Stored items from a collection
▼▼▼
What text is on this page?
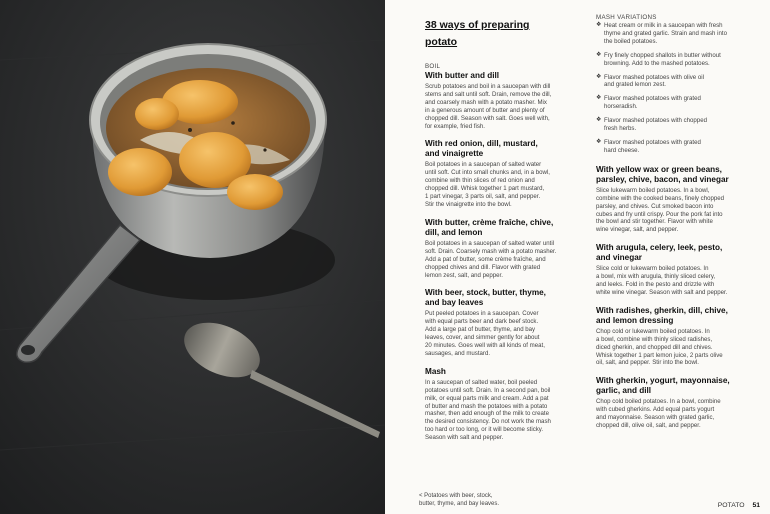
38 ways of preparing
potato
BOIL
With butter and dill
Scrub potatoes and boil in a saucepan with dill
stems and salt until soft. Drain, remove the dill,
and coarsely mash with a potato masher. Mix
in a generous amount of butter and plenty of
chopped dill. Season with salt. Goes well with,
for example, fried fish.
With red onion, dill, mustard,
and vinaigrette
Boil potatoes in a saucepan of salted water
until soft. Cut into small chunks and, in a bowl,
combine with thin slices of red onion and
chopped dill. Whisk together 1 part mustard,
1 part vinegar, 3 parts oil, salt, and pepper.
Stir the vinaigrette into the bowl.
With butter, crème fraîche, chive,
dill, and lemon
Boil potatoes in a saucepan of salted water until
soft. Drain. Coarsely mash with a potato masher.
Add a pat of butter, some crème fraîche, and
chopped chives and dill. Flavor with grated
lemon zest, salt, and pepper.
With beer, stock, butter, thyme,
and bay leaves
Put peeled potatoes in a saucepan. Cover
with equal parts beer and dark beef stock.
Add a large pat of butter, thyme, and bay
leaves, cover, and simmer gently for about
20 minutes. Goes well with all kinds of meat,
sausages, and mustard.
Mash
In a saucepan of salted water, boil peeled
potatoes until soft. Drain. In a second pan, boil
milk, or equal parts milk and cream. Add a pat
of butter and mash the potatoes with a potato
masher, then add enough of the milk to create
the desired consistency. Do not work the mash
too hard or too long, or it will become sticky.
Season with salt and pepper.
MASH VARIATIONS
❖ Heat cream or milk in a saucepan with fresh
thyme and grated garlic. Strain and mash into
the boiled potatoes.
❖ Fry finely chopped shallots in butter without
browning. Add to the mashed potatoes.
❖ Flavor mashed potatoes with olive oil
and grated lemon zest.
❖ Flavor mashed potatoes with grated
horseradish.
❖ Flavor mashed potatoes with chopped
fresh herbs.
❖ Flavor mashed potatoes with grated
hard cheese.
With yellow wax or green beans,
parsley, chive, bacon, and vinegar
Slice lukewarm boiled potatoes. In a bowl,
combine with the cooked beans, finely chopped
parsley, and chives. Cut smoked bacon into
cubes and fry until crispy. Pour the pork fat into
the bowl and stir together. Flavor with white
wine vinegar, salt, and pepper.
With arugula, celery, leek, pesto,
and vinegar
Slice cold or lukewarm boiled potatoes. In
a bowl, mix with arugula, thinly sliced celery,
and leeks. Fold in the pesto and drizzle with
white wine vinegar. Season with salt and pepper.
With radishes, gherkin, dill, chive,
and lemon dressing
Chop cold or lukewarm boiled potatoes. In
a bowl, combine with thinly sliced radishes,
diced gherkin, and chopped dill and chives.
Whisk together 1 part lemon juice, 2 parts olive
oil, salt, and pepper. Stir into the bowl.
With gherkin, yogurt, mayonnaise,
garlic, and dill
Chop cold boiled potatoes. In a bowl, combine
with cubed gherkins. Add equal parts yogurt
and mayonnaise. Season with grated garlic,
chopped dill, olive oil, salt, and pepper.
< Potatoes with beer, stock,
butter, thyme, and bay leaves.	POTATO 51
▲▲▲
▼▼▼
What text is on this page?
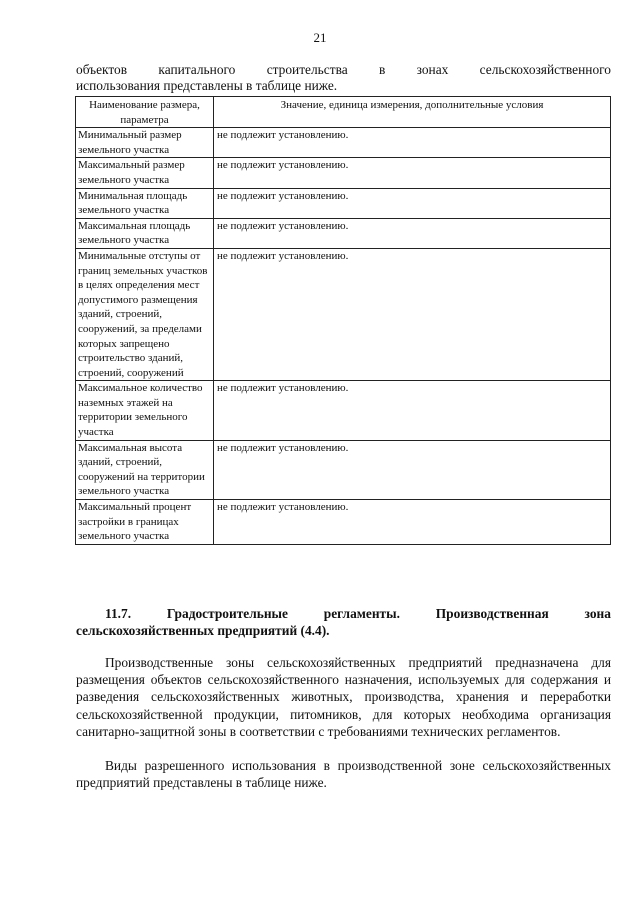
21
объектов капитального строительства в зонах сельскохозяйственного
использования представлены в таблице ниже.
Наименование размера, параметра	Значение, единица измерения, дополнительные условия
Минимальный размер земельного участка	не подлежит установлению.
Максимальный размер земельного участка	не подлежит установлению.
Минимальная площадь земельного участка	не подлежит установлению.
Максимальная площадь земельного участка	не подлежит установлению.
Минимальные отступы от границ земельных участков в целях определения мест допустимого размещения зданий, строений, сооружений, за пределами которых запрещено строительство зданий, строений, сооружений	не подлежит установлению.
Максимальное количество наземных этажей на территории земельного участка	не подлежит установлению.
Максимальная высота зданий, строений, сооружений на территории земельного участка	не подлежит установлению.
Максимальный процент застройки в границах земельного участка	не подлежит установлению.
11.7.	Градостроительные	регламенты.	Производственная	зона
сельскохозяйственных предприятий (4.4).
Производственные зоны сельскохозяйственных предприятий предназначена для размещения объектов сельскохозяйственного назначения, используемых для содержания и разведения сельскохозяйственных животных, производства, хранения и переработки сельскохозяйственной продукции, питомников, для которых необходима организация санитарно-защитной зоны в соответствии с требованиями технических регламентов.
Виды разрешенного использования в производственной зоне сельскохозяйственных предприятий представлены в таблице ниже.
▲▲▲
▼▼▼
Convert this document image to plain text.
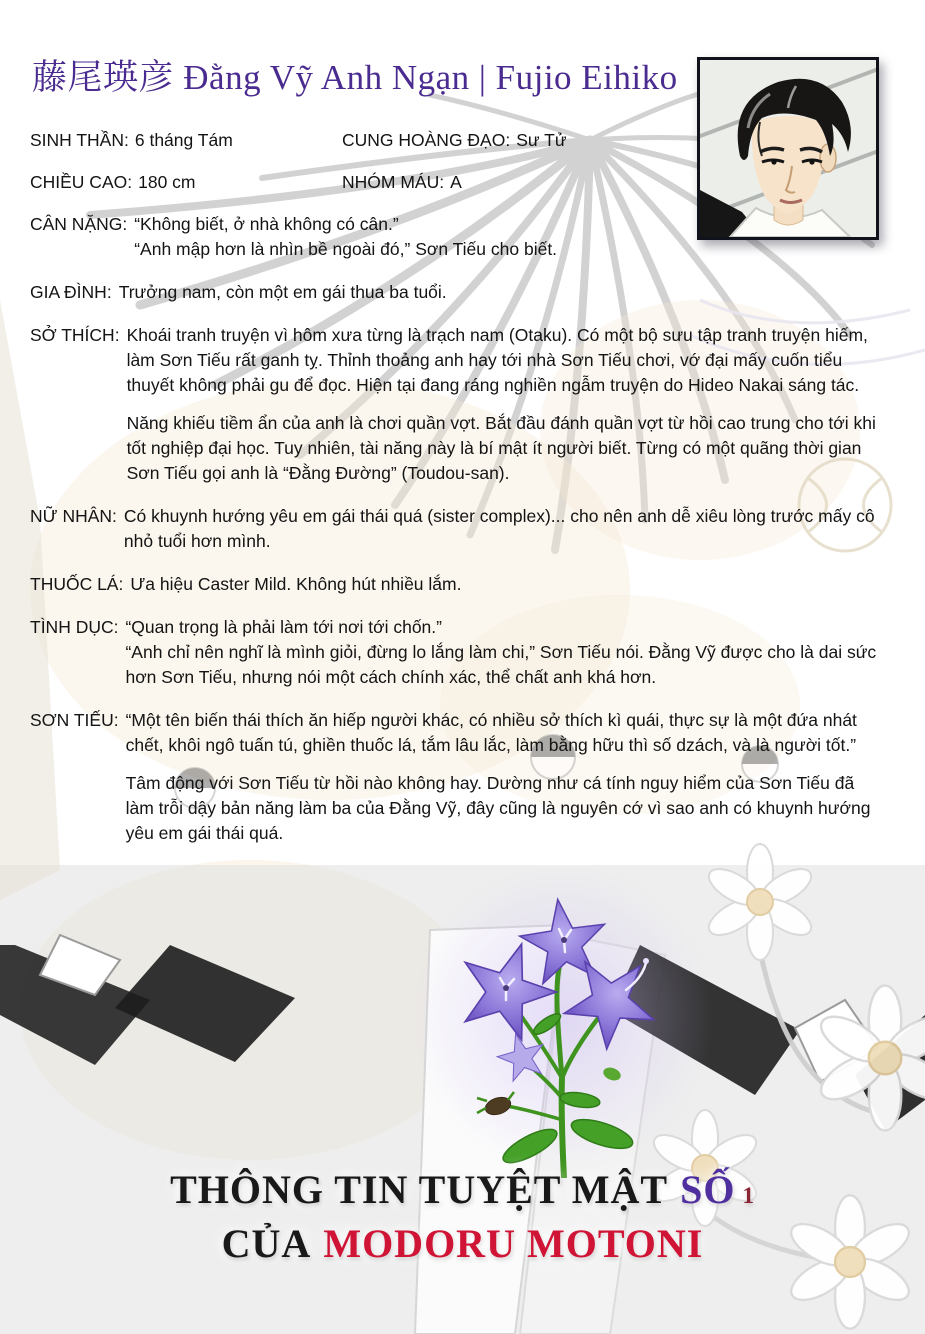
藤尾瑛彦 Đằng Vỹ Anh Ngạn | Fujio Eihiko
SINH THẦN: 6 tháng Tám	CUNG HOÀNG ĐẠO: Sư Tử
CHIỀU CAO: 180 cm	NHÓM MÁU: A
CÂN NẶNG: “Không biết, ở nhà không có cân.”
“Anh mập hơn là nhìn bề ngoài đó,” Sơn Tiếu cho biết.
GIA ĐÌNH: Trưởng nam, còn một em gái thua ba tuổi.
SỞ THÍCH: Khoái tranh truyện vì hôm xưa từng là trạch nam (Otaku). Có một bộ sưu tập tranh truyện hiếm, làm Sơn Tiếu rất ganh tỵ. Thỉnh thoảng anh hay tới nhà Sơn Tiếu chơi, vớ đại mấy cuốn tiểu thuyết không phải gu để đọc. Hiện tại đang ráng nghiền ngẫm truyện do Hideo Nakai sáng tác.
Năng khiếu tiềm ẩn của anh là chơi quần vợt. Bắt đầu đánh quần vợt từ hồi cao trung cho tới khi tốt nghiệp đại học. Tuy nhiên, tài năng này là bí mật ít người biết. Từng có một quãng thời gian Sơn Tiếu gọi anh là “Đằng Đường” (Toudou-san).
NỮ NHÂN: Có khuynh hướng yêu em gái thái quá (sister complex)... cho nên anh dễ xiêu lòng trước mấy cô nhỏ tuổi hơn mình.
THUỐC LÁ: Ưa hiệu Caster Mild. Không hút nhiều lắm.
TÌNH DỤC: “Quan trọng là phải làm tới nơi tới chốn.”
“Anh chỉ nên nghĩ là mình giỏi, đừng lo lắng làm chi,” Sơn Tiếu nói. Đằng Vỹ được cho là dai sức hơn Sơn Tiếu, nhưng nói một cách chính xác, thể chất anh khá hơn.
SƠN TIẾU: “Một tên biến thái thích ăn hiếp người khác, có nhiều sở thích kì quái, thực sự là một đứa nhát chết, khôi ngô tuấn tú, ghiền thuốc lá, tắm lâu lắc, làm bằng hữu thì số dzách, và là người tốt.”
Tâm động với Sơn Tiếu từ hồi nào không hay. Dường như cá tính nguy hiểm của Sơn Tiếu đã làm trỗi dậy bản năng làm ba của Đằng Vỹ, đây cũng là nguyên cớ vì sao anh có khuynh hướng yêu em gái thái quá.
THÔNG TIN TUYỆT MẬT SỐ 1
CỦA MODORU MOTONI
▲▲▲
Search the material above for "pepper". Pull out each line where it shows up.

**Exercise response:**
1 part vinegar, 3 parts oil, salt, and pepper.
lemon zest, salt, and pepper.
Season with salt and pepper.
wine vinegar, salt, and pepper.
white wine vinegar. Season with salt and pepper.
oil, salt, and pepper. Stir into the bowl.
chopped dill, olive oil, salt, and pepper.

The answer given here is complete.